* [Items]
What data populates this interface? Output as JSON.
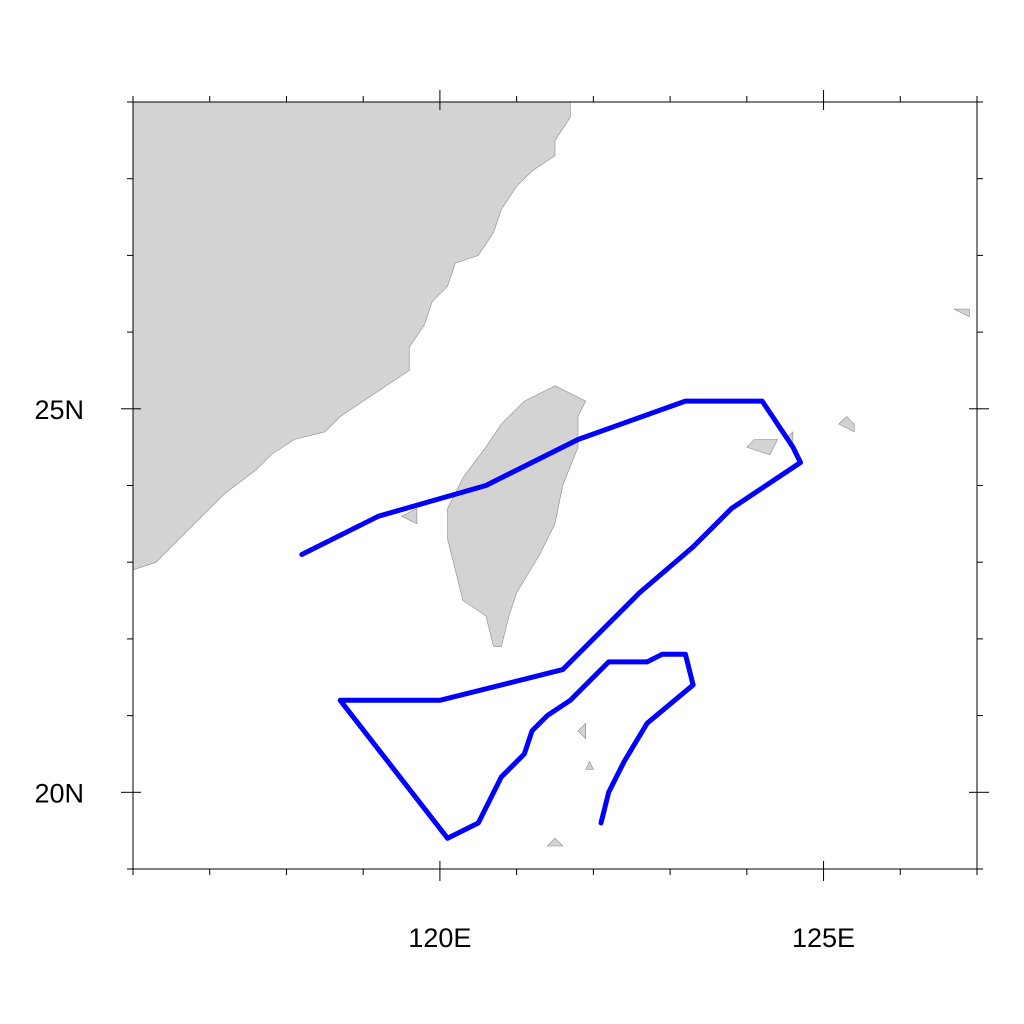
{
  "map": {
    "projection": "cylindrical-equidistant",
    "lon_range": [
      116,
      127
    ],
    "lat_range": [
      19,
      29
    ],
    "x_tick_labels": [
      {
        "lon": 120,
        "text": "120E"
      },
      {
        "lon": 125,
        "text": "125E"
      }
    ],
    "y_tick_labels": [
      {
        "lat": 25,
        "text": "25N"
      },
      {
        "lat": 20,
        "text": "20N"
      }
    ],
    "minor_tick_step_deg": 1,
    "colors": {
      "land": "#d3d3d3",
      "land_outline": "#8a8a8a",
      "track": "#0000ff",
      "ocean": "#ffffff",
      "frame": "#000000"
    }
  },
  "track": {
    "color": "#0000ff",
    "points": [
      [
        118.2,
        23.1
      ],
      [
        119.2,
        23.6
      ],
      [
        120.6,
        24.0
      ],
      [
        121.8,
        24.6
      ],
      [
        123.2,
        25.1
      ],
      [
        124.2,
        25.1
      ],
      [
        124.6,
        24.5
      ],
      [
        124.7,
        24.3
      ],
      [
        123.8,
        23.7
      ],
      [
        123.3,
        23.2
      ],
      [
        122.6,
        22.6
      ],
      [
        121.6,
        21.6
      ],
      [
        120.0,
        21.2
      ],
      [
        118.7,
        21.2
      ],
      [
        120.1,
        19.4
      ],
      [
        120.5,
        19.6
      ],
      [
        120.8,
        20.2
      ],
      [
        121.1,
        20.5
      ],
      [
        121.2,
        20.8
      ],
      [
        121.4,
        21.0
      ],
      [
        121.7,
        21.2
      ],
      [
        122.2,
        21.7
      ],
      [
        122.7,
        21.7
      ],
      [
        122.9,
        21.8
      ],
      [
        123.2,
        21.8
      ],
      [
        123.3,
        21.4
      ],
      [
        122.7,
        20.9
      ],
      [
        122.4,
        20.4
      ],
      [
        122.2,
        20.0
      ],
      [
        122.1,
        19.6
      ]
    ]
  },
  "land": {
    "mainland_coast": [
      [
        126.0,
        29.0
      ],
      [
        121.7,
        29.0
      ],
      [
        121.7,
        28.8
      ],
      [
        121.5,
        28.5
      ],
      [
        121.5,
        28.3
      ],
      [
        121.2,
        28.1
      ],
      [
        121.0,
        27.9
      ],
      [
        120.8,
        27.6
      ],
      [
        120.7,
        27.3
      ],
      [
        120.5,
        27.0
      ],
      [
        120.2,
        26.9
      ],
      [
        120.1,
        26.6
      ],
      [
        119.9,
        26.4
      ],
      [
        119.8,
        26.1
      ],
      [
        119.6,
        25.8
      ],
      [
        119.6,
        25.5
      ],
      [
        119.3,
        25.3
      ],
      [
        119.0,
        25.1
      ],
      [
        118.7,
        24.9
      ],
      [
        118.5,
        24.7
      ],
      [
        118.1,
        24.6
      ],
      [
        117.8,
        24.4
      ],
      [
        117.6,
        24.2
      ],
      [
        117.2,
        23.9
      ],
      [
        116.9,
        23.6
      ],
      [
        116.6,
        23.3
      ],
      [
        116.3,
        23.0
      ],
      [
        116.0,
        22.9
      ],
      [
        116.0,
        29.0
      ]
    ],
    "taiwan": [
      [
        121.5,
        25.3
      ],
      [
        121.9,
        25.1
      ],
      [
        121.8,
        24.9
      ],
      [
        121.8,
        24.5
      ],
      [
        121.6,
        24.0
      ],
      [
        121.5,
        23.5
      ],
      [
        121.3,
        23.1
      ],
      [
        121.0,
        22.6
      ],
      [
        120.9,
        22.3
      ],
      [
        120.8,
        21.9
      ],
      [
        120.7,
        21.9
      ],
      [
        120.6,
        22.3
      ],
      [
        120.3,
        22.5
      ],
      [
        120.2,
        22.9
      ],
      [
        120.1,
        23.3
      ],
      [
        120.1,
        23.7
      ],
      [
        120.3,
        24.1
      ],
      [
        120.6,
        24.5
      ],
      [
        120.8,
        24.8
      ],
      [
        121.1,
        25.1
      ]
    ],
    "islands": [
      [
        [
          124.0,
          24.5
        ],
        [
          124.3,
          24.4
        ],
        [
          124.4,
          24.6
        ],
        [
          124.1,
          24.6
        ]
      ],
      [
        [
          124.5,
          24.6
        ],
        [
          124.6,
          24.5
        ],
        [
          124.6,
          24.7
        ]
      ],
      [
        [
          125.2,
          24.8
        ],
        [
          125.4,
          24.7
        ],
        [
          125.4,
          24.8
        ],
        [
          125.3,
          24.9
        ]
      ],
      [
        [
          126.7,
          26.3
        ],
        [
          126.9,
          26.2
        ],
        [
          126.9,
          26.3
        ]
      ],
      [
        [
          121.8,
          20.8
        ],
        [
          121.9,
          20.7
        ],
        [
          121.9,
          20.9
        ]
      ],
      [
        [
          121.9,
          20.3
        ],
        [
          122.0,
          20.3
        ],
        [
          121.95,
          20.4
        ]
      ],
      [
        [
          121.4,
          19.3
        ],
        [
          121.6,
          19.3
        ],
        [
          121.5,
          19.4
        ]
      ],
      [
        [
          121.2,
          19.0
        ],
        [
          121.3,
          18.9
        ],
        [
          121.3,
          19.0
        ]
      ],
      [
        [
          119.5,
          23.6
        ],
        [
          119.7,
          23.5
        ],
        [
          119.7,
          23.7
        ]
      ]
    ]
  }
}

* [Set task]
Find the lines containing "text" and list every one of them.

* [Response]
        "text": "120E"
        "text": "125E"
        "text": "25N"
        "text": "20N"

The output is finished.